*REQUIRED WORK*:
Below you will find a set of lines. Repeat them all exactly.

*DATASET RECORDS*:
((
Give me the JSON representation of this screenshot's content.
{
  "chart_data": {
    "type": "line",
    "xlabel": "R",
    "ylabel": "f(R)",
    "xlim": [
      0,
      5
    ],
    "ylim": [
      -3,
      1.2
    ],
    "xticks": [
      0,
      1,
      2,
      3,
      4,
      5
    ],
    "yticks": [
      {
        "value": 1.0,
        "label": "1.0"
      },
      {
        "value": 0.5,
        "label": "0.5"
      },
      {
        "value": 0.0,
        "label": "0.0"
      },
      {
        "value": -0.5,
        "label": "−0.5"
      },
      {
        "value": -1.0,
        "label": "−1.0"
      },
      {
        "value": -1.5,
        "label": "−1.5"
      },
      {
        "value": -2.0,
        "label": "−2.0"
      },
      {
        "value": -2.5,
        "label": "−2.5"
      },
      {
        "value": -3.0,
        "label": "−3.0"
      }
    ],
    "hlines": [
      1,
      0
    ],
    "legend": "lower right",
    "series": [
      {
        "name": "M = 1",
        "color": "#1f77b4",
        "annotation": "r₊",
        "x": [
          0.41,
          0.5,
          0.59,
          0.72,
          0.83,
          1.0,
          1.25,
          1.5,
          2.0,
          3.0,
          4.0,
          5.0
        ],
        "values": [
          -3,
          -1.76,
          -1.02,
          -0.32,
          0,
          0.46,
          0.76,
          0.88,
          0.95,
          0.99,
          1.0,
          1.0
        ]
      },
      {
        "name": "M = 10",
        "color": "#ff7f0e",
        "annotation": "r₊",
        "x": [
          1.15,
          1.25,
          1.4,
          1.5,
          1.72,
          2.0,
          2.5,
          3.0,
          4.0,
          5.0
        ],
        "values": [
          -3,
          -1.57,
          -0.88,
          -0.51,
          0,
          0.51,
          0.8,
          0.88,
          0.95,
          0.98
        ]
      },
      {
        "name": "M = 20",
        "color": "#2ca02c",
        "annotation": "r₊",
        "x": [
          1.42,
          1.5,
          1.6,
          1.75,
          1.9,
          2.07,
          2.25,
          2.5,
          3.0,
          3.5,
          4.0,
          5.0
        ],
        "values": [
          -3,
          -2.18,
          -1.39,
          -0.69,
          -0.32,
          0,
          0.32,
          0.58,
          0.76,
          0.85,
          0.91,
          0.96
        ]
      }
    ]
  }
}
))
*ANSWER FOR THIS EXERCISE*:
Give me the JSON representation of this screenshot's content.
{
  "chart_data": {
    "type": "line",
    "xlabel": "R",
    "ylabel": "f(R)",
    "xlim": [
      0,
      5
    ],
    "ylim": [
      -3,
      1.2
    ],
    "xticks": [
      0,
      1,
      2,
      3,
      4,
      5
    ],
    "yticks": [
      {
        "value": 1.0,
        "label": "1.0"
      },
      {
        "value": 0.5,
        "label": "0.5"
      },
      {
        "value": 0.0,
        "label": "0.0"
      },
      {
        "value": -0.5,
        "label": "−0.5"
      },
      {
        "value": -1.0,
        "label": "−1.0"
      },
      {
        "value": -1.5,
        "label": "−1.5"
      },
      {
        "value": -2.0,
        "label": "−2.0"
      },
      {
        "value": -2.5,
        "label": "−2.5"
      },
      {
        "value": -3.0,
        "label": "−3.0"
      }
    ],
    "hlines": [
      1,
      0
    ],
    "legend": "lower right",
    "series": [
      {
        "name": "M = 1",
        "color": "#1f77b4",
        "annotation": "r₊",
        "x": [
          0.41,
          0.5,
          0.59,
          0.72,
          0.83,
          1.0,
          1.25,
          1.5,
          2.0,
          3.0,
          4.0,
          5.0
        ],
        "values": [
          -3,
          -1.76,
          -1.02,
          -0.32,
          0,
          0.46,
          0.76,
          0.88,
          0.95,
          0.99,
          1.0,
          1.0
        ]
      },
      {
        "name": "M = 10",
        "color": "#ff7f0e",
        "annotation": "r₊",
        "x": [
          1.15,
          1.25,
          1.4,
          1.5,
          1.72,
          2.0,
          2.5,
          3.0,
          4.0,
          5.0
        ],
        "values": [
          -3,
          -1.57,
          -0.88,
          -0.51,
          0,
          0.51,
          0.8,
          0.88,
          0.95,
          0.98
        ]
      },
      {
        "name": "M = 20",
        "color": "#2ca02c",
        "annotation": "r₊",
        "x": [
          1.42,
          1.5,
          1.6,
          1.75,
          1.9,
          2.07,
          2.25,
          2.5,
          3.0,
          3.5,
          4.0,
          5.0
        ],
        "values": [
          -3,
          -2.18,
          -1.39,
          -0.69,
          -0.32,
          0,
          0.32,
          0.58,
          0.76,
          0.85,
          0.91,
          0.96
        ]
      }
    ]
  }
}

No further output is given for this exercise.